GIVEN RECORDS ->
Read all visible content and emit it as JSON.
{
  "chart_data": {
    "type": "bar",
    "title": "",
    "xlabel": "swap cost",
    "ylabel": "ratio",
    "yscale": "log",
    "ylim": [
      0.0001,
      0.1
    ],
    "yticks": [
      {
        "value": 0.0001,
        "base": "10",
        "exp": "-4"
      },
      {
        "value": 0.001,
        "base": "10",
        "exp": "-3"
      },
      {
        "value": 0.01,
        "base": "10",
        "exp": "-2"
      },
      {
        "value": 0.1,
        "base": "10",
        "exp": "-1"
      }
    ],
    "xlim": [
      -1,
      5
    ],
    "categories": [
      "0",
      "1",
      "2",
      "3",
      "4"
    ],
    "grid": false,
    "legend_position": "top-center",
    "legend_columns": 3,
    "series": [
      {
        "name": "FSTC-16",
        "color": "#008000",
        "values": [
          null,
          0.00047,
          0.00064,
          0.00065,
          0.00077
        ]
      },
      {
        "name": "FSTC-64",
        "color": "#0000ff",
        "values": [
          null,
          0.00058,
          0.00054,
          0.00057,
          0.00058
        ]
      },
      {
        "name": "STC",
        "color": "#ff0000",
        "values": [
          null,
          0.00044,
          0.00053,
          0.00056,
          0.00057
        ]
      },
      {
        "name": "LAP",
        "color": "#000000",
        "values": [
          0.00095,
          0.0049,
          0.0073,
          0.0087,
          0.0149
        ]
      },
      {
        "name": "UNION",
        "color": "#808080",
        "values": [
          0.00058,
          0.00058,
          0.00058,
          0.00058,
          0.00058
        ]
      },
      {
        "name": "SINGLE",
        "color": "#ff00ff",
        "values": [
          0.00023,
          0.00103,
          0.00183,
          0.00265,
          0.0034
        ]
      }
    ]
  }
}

PROBLEM REQUIREMENTS ->
Check the records above line by line and tally those holding the string "color". Answer with the number only.

EXERCISE RESULT ->
6